- [SHORT TASK]:
Each line that holds the word "Office" counts once; report how many lines do so and nothing else.

--- Start ---

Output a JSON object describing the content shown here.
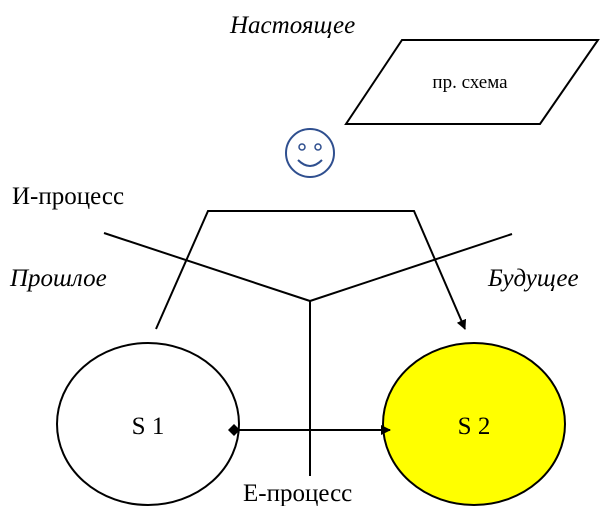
{
  "labels": {
    "present": "Настоящее",
    "past": "Прошлое",
    "future": "Будущее",
    "i_process": "И-процесс",
    "e_process": "Е-процесс"
  },
  "scheme_box": {
    "label": "пр. схема"
  },
  "nodes": {
    "s1": {
      "label": "S 1",
      "fill": "#ffffff"
    },
    "s2": {
      "label": "S 2",
      "fill": "#ffff00"
    }
  },
  "colors": {
    "stroke": "#000000",
    "smiley": "#2f4f8f"
  },
  "icons": {
    "observer": "smiley-face-icon"
  }
}
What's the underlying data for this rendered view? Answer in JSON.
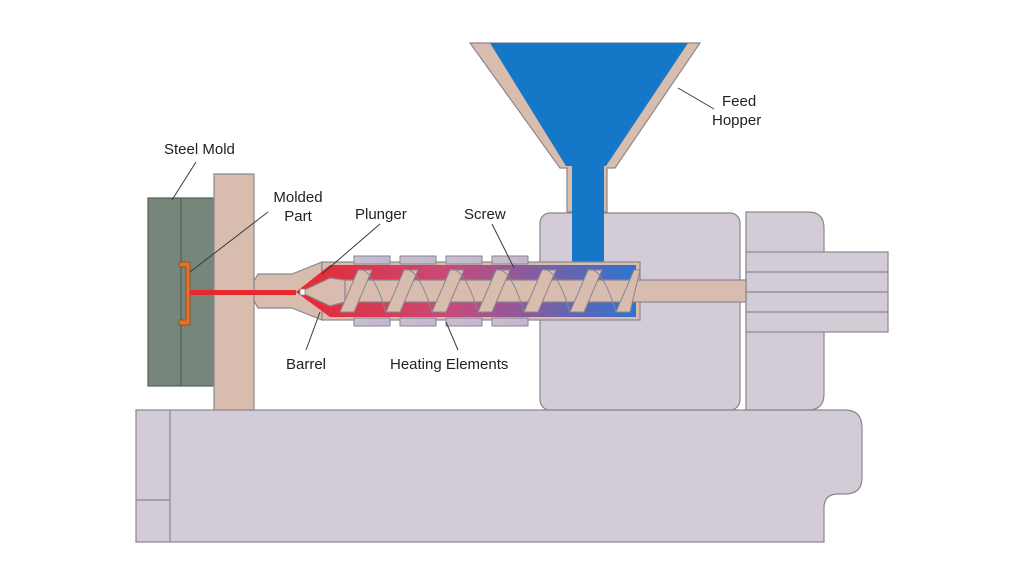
{
  "labels": {
    "feed_hopper": [
      "Feed",
      "Hopper"
    ],
    "steel_mold": "Steel Mold",
    "molded_part": [
      "Molded",
      "Part"
    ],
    "plunger": "Plunger",
    "screw": "Screw",
    "barrel": "Barrel",
    "heating_elements": "Heating Elements"
  },
  "colors": {
    "machine_body": "#d3ccd6",
    "outline": "#8a8690",
    "mold": "#77867a",
    "platen": "#d8bcae",
    "hopper_fill": "#1577c7",
    "melt_red": "#e8282f",
    "melt_blue": "#2e73d0",
    "leader": "#3a3a3a"
  }
}
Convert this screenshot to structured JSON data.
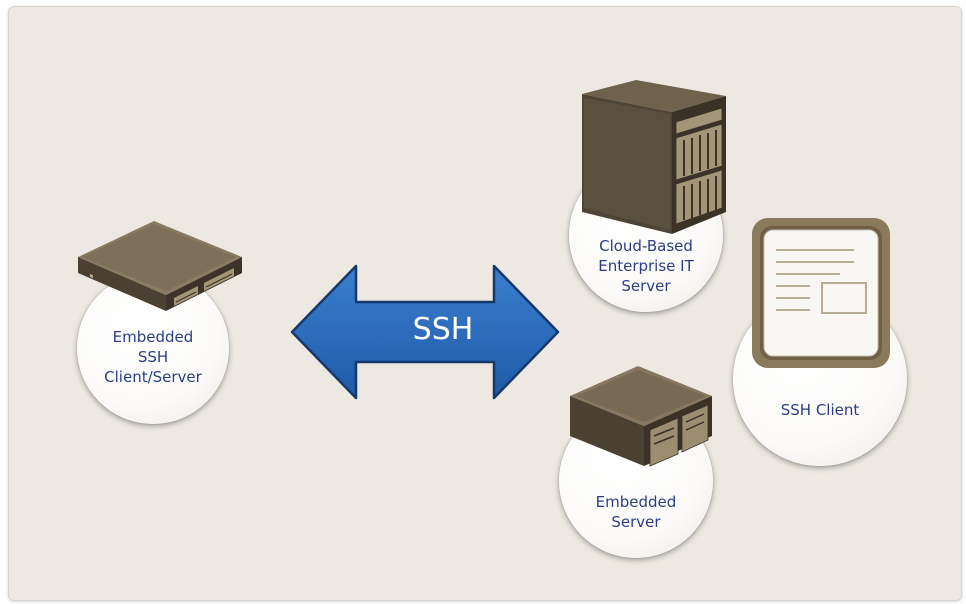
{
  "diagram": {
    "arrow_label": "SSH",
    "nodes": [
      {
        "id": "embedded-client-server",
        "lines": [
          "Embedded",
          "SSH",
          "Client/Server"
        ],
        "icon": "rack-server-icon"
      },
      {
        "id": "cloud-enterprise-server",
        "lines": [
          "Cloud-Based",
          "Enterprise IT",
          "Server"
        ],
        "icon": "tower-server-icon"
      },
      {
        "id": "ssh-client",
        "lines": [
          "SSH Client"
        ],
        "icon": "document-window-icon"
      },
      {
        "id": "embedded-server",
        "lines": [
          "Embedded",
          "Server"
        ],
        "icon": "compact-server-icon"
      }
    ]
  },
  "colors": {
    "background": "#ede9e2",
    "arrow_fill": "#2b6cb8",
    "label_text": "#2c3d86",
    "server_body": "#5e5340"
  }
}
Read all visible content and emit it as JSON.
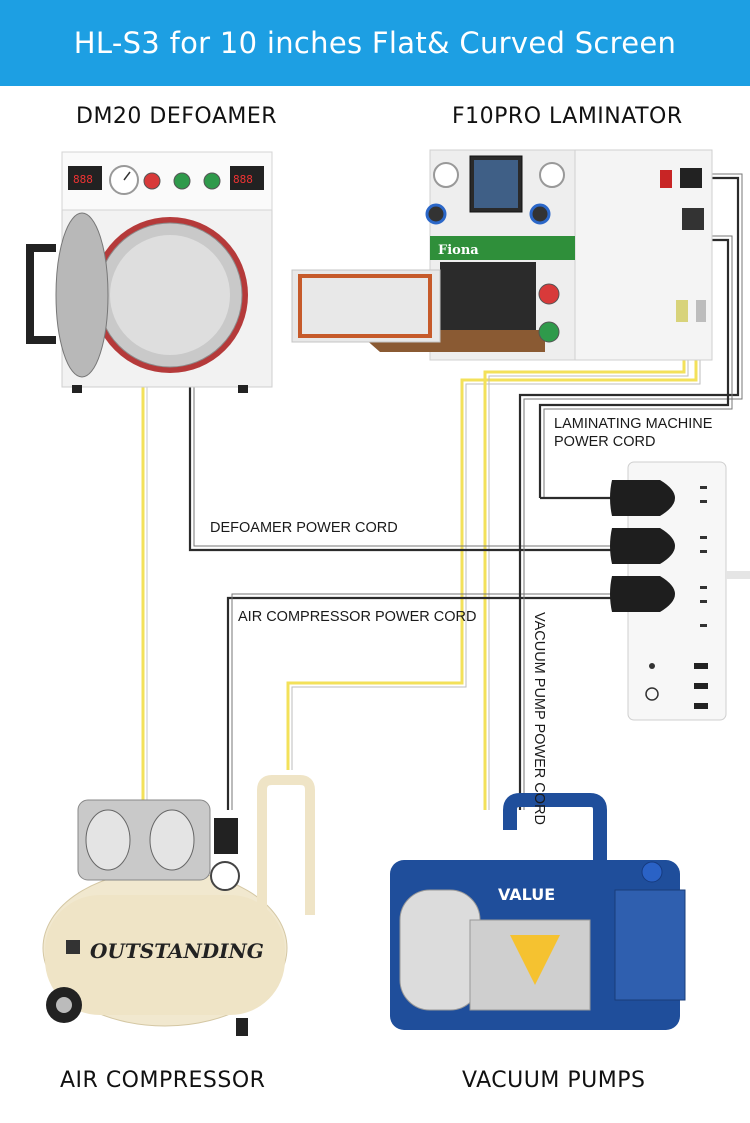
{
  "header": {
    "title": "HL-S3 for 10 inches Flat& Curved Screen"
  },
  "devices": {
    "defoamer": "DM20 DEFOAMER",
    "laminator": "F10PRO LAMINATOR",
    "compressor": "AIR COMPRESSOR",
    "vacuum": "VACUUM PUMPS"
  },
  "cords": {
    "laminator": [
      "LAMINATING MACHINE",
      "POWER CORD"
    ],
    "defoamer": "DEFOAMER POWER CORD",
    "compressor": "AIR COMPRESSOR POWER CORD",
    "vacuum": "VACUUM PUMP POWER CORD"
  },
  "branding": {
    "laminator_panel": "Fiona",
    "compressor_brand": "OUTSTANDING",
    "vacuum_brand": "VALUE"
  },
  "colors": {
    "banner": "#1d9fe3",
    "air_hose": "#f3e15a",
    "power_cord": "#2b2b2b"
  }
}
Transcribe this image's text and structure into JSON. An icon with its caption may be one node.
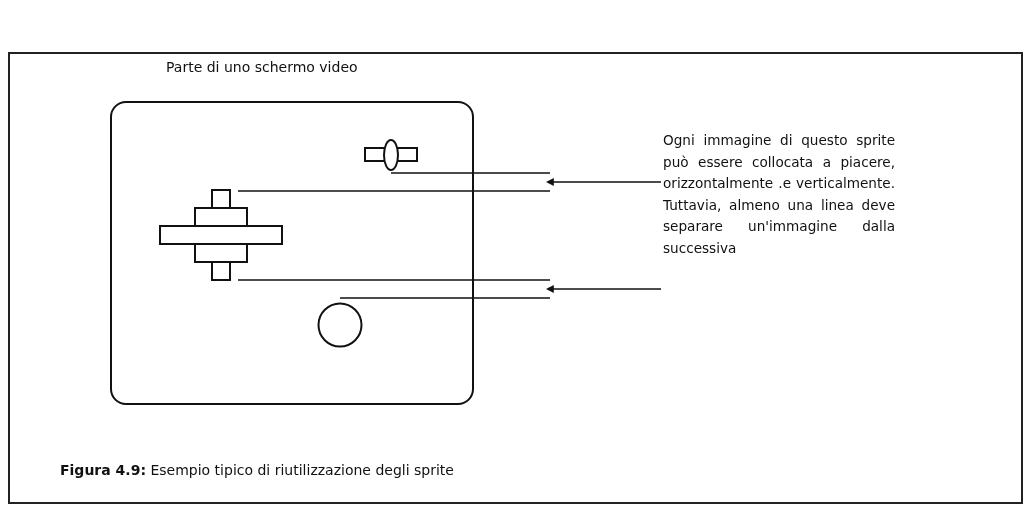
{
  "diagram": {
    "caption": "**Figura 4.9:** Esempio tipico di riutilizzazione degli sprite",
    "nodes": [
      {
        "text": [
          "Parte di uno schermo video"
        ]
      },
      {
        "text": [],
        "shape": "picture",
        "in": 0
      },
      {
        "text": [],
        "shape": "picture",
        "in": 0
      },
      {
        "text": [],
        "shape": "circle",
        "in": 0
      },
      {
        "text": [
          "Ogni immagine di questo sprite può essere collocata a piacere, orizzontalmente .e verticalmente. Tuttavia, almeno una linea deve separare un'immagine dalla successiva"
        ]
      }
    ],
    "edges": [
      {
        "from": 4,
        "to": null,
        "arrow": "to"
      },
      {
        "from": 4,
        "to": null,
        "arrow": "to"
      }
    ]
  }
}
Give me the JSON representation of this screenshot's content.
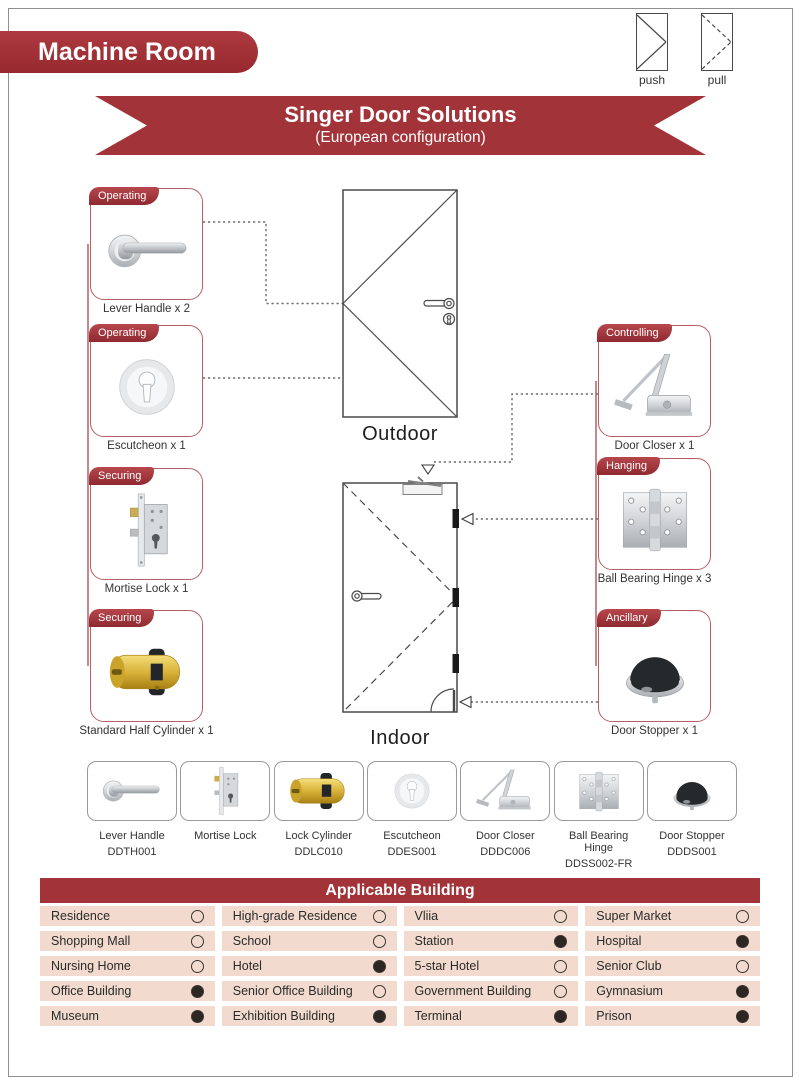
{
  "header": {
    "banner": "Machine Room"
  },
  "legend": {
    "push": "push",
    "pull": "pull"
  },
  "ribbon": {
    "title": "Singer Door Solutions",
    "subtitle": "(European configuration)"
  },
  "diagram": {
    "outdoor_label": "Outdoor",
    "indoor_label": "Indoor"
  },
  "callouts": {
    "left": [
      {
        "tag": "Operating",
        "caption": "Lever Handle x 2",
        "icon": "lever-handle"
      },
      {
        "tag": "Operating",
        "caption": "Escutcheon x 1",
        "icon": "escutcheon"
      },
      {
        "tag": "Securing",
        "caption": "Mortise Lock x 1",
        "icon": "mortise-lock"
      },
      {
        "tag": "Securing",
        "caption": "Standard Half Cylinder x 1",
        "icon": "half-cylinder"
      }
    ],
    "right": [
      {
        "tag": "Controlling",
        "caption": "Door Closer x 1",
        "icon": "door-closer"
      },
      {
        "tag": "Hanging",
        "caption": "Ball Bearing Hinge x 3",
        "icon": "ball-bearing-hinge"
      },
      {
        "tag": "Ancillary",
        "caption": "Door Stopper x 1",
        "icon": "door-stopper"
      }
    ]
  },
  "products": [
    {
      "name": "Lever Handle",
      "code": "DDTH001"
    },
    {
      "name": "Mortise Lock",
      "code": ""
    },
    {
      "name": "Lock Cylinder",
      "code": "DDLC010"
    },
    {
      "name": "Escutcheon",
      "code": "DDES001"
    },
    {
      "name": "Door Closer",
      "code": "DDDC006"
    },
    {
      "name": "Ball Bearing Hinge",
      "code": "DDSS002-FR"
    },
    {
      "name": "Door Stopper",
      "code": "DDDS001"
    }
  ],
  "applicable_building": {
    "title": "Applicable Building",
    "columns": [
      {
        "items": [
          {
            "label": "Residence",
            "selected": false
          },
          {
            "label": "Shopping Mall",
            "selected": false
          },
          {
            "label": "Nursing Home",
            "selected": false
          },
          {
            "label": "Office Building",
            "selected": true
          },
          {
            "label": "Museum",
            "selected": true
          }
        ]
      },
      {
        "items": [
          {
            "label": "High-grade Residence",
            "selected": false
          },
          {
            "label": "School",
            "selected": false
          },
          {
            "label": "Hotel",
            "selected": true
          },
          {
            "label": "Senior Office Building",
            "selected": false
          },
          {
            "label": "Exhibition Building",
            "selected": true
          }
        ]
      },
      {
        "items": [
          {
            "label": "Vliia",
            "selected": false
          },
          {
            "label": "Station",
            "selected": true
          },
          {
            "label": "5-star Hotel",
            "selected": false
          },
          {
            "label": "Government Building",
            "selected": false
          },
          {
            "label": "Terminal",
            "selected": true
          }
        ]
      },
      {
        "items": [
          {
            "label": "Super Market",
            "selected": false
          },
          {
            "label": "Hospital",
            "selected": true
          },
          {
            "label": "Senior Club",
            "selected": false
          },
          {
            "label": "Gymnasium",
            "selected": true
          },
          {
            "label": "Prison",
            "selected": true
          }
        ]
      }
    ]
  },
  "colors": {
    "accent_red": "#A23338",
    "row_bg": "#F2DBCE",
    "indicator_fill": "#2D2723"
  }
}
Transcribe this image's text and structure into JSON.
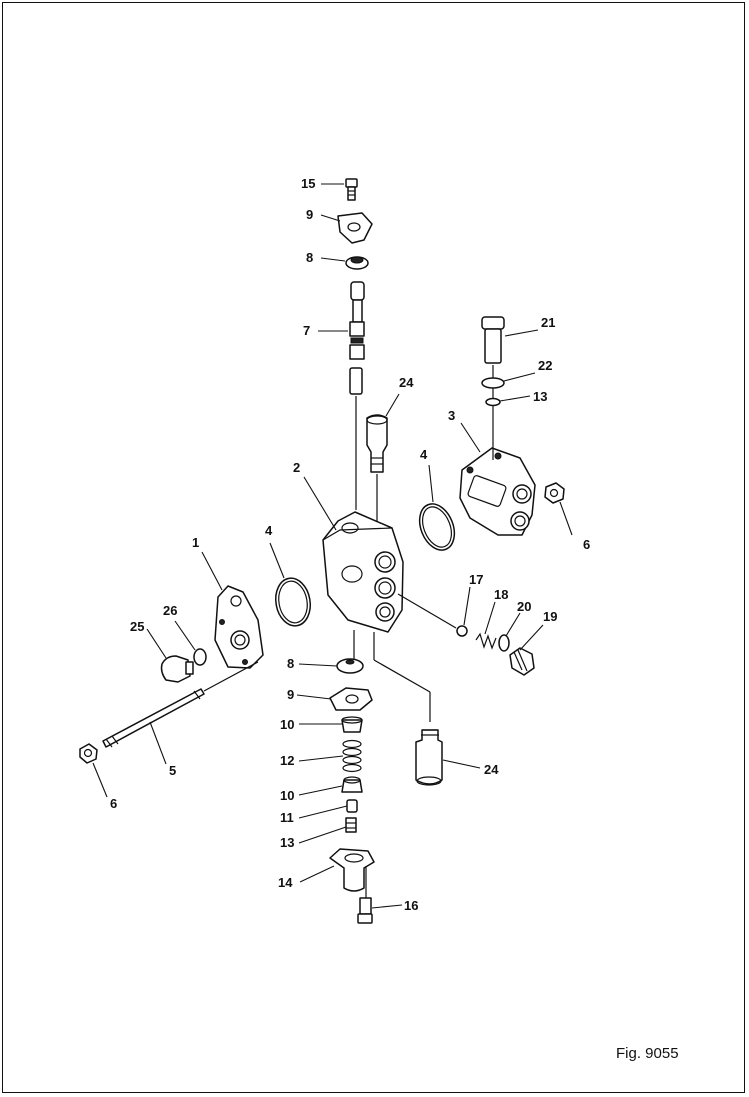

--- End ---

- [OUTPUT]:
2